- [GOAL] Go through the records and copy each line where the word "title" occurs.

## Begin INPUT RECORDS

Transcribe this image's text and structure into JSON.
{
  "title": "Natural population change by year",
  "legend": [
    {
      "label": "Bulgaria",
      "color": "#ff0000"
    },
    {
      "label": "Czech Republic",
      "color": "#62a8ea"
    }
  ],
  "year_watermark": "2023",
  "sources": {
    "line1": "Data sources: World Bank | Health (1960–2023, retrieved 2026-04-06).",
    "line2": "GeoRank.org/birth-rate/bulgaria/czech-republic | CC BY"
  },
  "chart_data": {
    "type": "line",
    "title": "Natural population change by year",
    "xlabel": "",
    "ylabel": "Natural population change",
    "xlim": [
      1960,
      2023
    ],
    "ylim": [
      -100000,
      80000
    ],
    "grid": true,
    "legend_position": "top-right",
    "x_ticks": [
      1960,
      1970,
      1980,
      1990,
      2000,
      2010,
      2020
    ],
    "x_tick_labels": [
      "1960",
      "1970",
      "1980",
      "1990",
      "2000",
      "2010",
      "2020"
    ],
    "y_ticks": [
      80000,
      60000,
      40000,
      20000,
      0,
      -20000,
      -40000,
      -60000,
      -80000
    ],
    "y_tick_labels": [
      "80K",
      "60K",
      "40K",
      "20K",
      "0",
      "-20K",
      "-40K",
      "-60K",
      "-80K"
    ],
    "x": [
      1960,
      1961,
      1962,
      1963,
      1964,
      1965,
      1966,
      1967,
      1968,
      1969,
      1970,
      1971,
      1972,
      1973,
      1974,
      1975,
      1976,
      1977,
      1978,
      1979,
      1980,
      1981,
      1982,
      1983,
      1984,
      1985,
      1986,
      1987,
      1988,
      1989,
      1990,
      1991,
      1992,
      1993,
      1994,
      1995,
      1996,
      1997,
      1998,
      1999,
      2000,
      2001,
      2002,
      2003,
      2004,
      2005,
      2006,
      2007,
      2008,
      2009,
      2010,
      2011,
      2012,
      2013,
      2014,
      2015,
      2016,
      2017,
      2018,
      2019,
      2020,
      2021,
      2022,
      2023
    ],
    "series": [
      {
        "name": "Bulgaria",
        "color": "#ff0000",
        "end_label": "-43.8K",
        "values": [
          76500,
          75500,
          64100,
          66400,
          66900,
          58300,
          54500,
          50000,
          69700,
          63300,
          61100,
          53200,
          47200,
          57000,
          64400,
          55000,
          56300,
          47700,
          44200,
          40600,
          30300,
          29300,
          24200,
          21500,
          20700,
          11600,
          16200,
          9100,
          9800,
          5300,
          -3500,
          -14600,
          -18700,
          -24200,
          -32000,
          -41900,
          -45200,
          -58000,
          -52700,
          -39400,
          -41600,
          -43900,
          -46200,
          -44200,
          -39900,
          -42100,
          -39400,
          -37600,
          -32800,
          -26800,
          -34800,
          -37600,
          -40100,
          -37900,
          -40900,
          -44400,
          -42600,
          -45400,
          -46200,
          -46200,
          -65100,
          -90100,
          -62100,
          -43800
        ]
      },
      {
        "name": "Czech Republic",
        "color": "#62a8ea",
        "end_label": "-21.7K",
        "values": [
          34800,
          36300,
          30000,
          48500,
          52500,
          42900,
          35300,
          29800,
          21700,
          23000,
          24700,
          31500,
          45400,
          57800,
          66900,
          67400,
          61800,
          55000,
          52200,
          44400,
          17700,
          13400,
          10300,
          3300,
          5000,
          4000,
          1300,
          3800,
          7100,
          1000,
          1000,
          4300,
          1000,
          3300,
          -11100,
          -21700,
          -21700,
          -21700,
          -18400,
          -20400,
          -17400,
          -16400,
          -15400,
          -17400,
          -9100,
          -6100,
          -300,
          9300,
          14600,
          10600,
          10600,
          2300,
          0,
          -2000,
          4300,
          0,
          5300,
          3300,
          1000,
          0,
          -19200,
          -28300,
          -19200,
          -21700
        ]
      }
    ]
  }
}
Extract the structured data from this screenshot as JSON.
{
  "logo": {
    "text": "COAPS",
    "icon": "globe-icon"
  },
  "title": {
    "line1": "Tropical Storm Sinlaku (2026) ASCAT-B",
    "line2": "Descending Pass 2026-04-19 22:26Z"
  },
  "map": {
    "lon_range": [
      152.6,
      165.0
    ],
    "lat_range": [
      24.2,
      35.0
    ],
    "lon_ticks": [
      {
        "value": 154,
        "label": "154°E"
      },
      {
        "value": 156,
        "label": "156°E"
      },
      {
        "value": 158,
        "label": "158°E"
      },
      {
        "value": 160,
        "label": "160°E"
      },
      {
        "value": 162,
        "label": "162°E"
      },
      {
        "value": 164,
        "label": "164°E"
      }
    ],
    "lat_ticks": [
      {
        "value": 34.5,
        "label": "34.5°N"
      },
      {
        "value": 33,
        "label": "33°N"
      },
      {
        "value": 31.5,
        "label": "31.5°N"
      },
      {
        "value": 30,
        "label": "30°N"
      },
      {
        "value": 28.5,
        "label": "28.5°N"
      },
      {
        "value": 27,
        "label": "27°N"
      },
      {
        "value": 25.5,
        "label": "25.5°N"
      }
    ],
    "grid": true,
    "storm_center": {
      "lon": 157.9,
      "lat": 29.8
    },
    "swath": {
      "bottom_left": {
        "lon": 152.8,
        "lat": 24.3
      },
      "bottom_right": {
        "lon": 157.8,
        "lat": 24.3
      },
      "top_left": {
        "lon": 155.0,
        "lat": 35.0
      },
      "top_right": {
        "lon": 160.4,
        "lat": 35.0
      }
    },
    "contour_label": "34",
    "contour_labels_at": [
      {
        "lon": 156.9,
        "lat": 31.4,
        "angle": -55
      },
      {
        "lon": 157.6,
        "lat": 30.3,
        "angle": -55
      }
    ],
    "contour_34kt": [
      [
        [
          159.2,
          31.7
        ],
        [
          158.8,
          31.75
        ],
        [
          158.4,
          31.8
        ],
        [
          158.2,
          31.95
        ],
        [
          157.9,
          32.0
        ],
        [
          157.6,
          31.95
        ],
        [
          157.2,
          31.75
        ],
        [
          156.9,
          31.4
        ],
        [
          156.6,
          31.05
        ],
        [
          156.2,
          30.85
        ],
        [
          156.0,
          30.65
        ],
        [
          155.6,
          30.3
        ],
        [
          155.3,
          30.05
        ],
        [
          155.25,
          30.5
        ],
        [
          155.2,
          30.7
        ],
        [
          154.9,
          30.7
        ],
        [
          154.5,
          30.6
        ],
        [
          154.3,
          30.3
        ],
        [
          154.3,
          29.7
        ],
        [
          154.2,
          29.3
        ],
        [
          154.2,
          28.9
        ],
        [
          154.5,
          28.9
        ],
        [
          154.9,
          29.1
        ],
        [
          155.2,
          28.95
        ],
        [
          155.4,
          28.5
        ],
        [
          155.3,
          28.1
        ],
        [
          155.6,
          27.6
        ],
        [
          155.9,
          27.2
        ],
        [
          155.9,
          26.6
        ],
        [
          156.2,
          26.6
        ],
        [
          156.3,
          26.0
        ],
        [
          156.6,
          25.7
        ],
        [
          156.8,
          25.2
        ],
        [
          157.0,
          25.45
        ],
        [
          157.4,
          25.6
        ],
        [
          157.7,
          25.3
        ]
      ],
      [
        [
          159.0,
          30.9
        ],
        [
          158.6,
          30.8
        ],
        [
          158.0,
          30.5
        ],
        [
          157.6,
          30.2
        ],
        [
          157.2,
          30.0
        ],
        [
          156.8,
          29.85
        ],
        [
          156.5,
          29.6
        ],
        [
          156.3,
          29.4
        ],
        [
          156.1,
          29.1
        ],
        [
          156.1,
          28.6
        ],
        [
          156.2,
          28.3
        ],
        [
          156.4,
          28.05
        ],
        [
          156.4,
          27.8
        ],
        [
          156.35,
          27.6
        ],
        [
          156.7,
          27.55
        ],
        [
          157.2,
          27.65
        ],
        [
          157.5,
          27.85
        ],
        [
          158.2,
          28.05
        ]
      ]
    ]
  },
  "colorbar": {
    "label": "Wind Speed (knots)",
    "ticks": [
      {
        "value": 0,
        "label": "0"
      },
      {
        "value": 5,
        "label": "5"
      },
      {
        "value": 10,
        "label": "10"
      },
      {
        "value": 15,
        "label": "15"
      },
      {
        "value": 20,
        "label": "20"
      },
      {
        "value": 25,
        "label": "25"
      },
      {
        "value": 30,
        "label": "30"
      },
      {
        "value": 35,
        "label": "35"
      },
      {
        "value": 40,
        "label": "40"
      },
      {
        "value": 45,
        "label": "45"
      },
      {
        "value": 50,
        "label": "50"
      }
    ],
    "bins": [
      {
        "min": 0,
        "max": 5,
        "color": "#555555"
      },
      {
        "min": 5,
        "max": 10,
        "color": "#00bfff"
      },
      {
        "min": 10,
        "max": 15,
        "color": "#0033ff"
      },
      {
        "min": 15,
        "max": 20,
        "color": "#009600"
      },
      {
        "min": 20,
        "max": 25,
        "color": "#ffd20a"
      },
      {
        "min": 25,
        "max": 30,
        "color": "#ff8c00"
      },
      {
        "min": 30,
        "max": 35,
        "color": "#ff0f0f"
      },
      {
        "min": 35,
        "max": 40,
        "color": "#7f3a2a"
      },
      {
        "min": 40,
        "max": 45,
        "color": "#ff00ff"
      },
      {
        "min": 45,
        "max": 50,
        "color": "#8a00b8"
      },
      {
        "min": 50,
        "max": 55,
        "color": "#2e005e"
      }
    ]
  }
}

## End INPUT RECORDS

- [SOLUTION BELOW]
  "title": "Natural population change by year",
    "title": "Natural population change by year",
  "title": {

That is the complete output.